> [Exercise directions] Look through the data below. Collect every line where the word "películas" occurs.

> [Stored rows]
* start *
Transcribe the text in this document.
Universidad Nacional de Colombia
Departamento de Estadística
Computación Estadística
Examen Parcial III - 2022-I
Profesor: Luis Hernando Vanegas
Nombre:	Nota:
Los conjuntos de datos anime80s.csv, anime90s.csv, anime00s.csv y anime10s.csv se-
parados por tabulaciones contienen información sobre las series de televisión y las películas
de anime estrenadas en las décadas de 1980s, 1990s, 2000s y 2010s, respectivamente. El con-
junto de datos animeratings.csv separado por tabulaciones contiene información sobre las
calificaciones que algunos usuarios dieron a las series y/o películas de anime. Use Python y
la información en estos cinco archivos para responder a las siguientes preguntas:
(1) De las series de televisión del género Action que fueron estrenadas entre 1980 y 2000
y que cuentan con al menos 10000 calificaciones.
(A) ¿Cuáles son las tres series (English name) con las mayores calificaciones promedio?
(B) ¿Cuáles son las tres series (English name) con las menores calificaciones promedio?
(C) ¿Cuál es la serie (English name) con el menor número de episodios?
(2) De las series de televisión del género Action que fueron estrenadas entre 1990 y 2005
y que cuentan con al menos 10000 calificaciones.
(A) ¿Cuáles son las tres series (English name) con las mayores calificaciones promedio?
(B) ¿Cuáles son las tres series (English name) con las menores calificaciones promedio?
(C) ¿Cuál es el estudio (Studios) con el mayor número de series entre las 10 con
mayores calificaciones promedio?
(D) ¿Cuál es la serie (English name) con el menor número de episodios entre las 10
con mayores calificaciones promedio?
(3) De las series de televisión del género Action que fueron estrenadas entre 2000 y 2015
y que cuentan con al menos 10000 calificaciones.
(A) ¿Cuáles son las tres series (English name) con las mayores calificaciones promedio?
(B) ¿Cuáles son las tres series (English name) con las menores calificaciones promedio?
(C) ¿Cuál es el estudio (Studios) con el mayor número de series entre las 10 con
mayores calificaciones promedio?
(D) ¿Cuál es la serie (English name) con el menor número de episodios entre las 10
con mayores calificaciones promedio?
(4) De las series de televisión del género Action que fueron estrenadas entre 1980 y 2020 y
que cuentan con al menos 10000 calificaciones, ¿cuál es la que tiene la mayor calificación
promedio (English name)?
* end *
> [Response]
parados por tabulaciones contienen información sobre las series de televisión y las películas
calificaciones que algunos usuarios dieron a las series y/o películas de anime. Use Python y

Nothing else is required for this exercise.